Extrait du document:
——

Mais nous ne sommes pas encore au sommet. C’est donc reparti, je commence à fatiguer et à me trainer méchamment. Enfin, nous voyons la croix. Nous déposons nos skis et faisons les derniers mètres à pied. A nouveau, petite extase quant au panorama. Un ciel bleu, pas un nuage, le vent s’est calmé, il fait super bon. C’est indécent, presque, tellement c’est parfait !
Mais la route jusqu’à la voiture est encore longue et nous décidons de ne pas trop tarder. En remettant nos peaux, un groupe de français dit qu’ils feront une pause une fois qu’ils auront perdu de l’altitude. Bon en même temps on n’est pas à 8’000 non plus… ils me font rire.
Comme il a neigé un peu la veille, il y a une petite couche de poudreuse, c’est juste parfait. La descente est hyper agréable, on n’a pas l’impression d’être à 8’000m – heu pardon, 4’000.

——

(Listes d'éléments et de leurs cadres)

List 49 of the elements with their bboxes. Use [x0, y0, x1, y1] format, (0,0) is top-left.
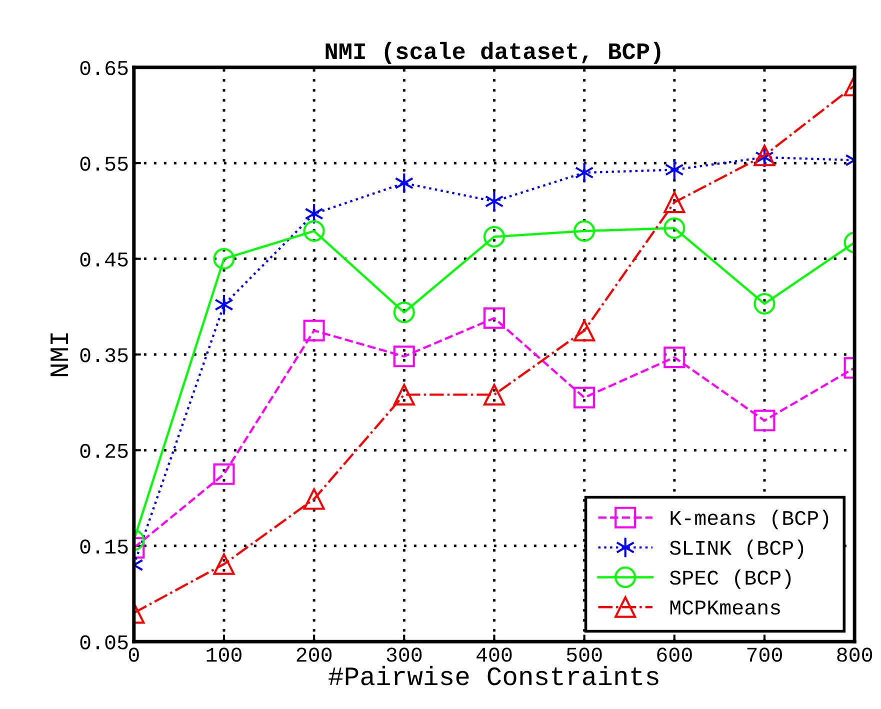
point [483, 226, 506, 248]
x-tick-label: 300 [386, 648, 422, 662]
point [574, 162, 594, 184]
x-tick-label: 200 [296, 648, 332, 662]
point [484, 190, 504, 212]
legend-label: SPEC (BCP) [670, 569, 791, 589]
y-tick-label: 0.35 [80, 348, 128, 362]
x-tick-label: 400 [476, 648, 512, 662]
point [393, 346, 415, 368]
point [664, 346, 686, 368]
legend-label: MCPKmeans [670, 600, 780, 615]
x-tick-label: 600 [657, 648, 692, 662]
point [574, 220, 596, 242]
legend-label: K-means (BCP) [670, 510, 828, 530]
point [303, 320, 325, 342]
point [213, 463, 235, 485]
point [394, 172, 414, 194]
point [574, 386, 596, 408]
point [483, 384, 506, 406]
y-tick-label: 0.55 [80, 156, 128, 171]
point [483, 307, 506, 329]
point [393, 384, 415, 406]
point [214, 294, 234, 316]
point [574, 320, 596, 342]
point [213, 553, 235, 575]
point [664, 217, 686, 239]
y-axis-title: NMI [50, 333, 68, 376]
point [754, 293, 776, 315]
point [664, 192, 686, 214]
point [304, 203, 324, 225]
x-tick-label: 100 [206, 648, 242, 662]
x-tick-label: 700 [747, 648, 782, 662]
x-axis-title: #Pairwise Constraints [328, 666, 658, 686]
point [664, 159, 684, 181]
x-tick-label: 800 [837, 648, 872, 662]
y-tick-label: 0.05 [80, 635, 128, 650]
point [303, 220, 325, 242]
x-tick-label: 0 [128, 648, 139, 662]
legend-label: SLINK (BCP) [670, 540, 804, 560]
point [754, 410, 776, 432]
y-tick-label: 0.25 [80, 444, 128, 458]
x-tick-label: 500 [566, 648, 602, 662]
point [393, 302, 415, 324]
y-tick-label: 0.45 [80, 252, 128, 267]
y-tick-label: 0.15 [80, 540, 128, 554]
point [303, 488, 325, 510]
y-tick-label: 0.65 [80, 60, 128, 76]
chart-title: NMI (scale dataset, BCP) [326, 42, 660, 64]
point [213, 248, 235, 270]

——

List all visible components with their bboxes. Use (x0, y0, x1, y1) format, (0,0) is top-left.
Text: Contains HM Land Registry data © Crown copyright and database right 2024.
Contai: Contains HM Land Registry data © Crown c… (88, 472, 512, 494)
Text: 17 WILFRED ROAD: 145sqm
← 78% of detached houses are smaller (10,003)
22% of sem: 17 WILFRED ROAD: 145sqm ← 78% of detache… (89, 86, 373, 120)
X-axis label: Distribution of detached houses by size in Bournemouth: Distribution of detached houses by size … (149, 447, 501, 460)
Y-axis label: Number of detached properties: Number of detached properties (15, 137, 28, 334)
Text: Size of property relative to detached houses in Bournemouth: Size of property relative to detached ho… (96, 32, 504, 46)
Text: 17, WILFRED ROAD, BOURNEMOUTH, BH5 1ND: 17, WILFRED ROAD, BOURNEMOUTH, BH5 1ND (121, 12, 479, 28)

——

Objectif A: Pouvez-vous retaper tout le passage de l'extrait du document qui va de « Mais la route » jusqu'à « heu pardon, 4’000. » ?
Objectif B:
D'après l'extrait du document, répondez à ces questions :
(i) Que déposent les skieurs avant de faire les derniers mètres à pied ?
(ii) À quel moment le groupe de Français prévoit-il de faire une pause ?
(iii) Pourquoi y a-t-il une petite couche de poudreuse ?
Seul l'extrait du document sert de référence.

Réponse complète A:
Mais la route jusqu’à la voiture est encore longue et nous décidons de ne pas trop tarder. En remettant nos peaux, un groupe de français dit qu’ils feront une pause une fois qu’ils auront perdu de l’altitude. Bon en même temps on n’est pas à 8’000 non plus… ils me font rire.
Comme il a neigé un peu la veille, il y a une petite couche de poudreuse, c’est juste parfait. La descente est hyper agréable, on n’a pas l’impression d’être à 8’000m – heu pardon, 4’000.

Réponse complète B:
(i) Leurs skis.
(ii) Une fois qu'ils auront perdu de l'altitude.
(iii) Parce qu'il a neigé un peu la veille.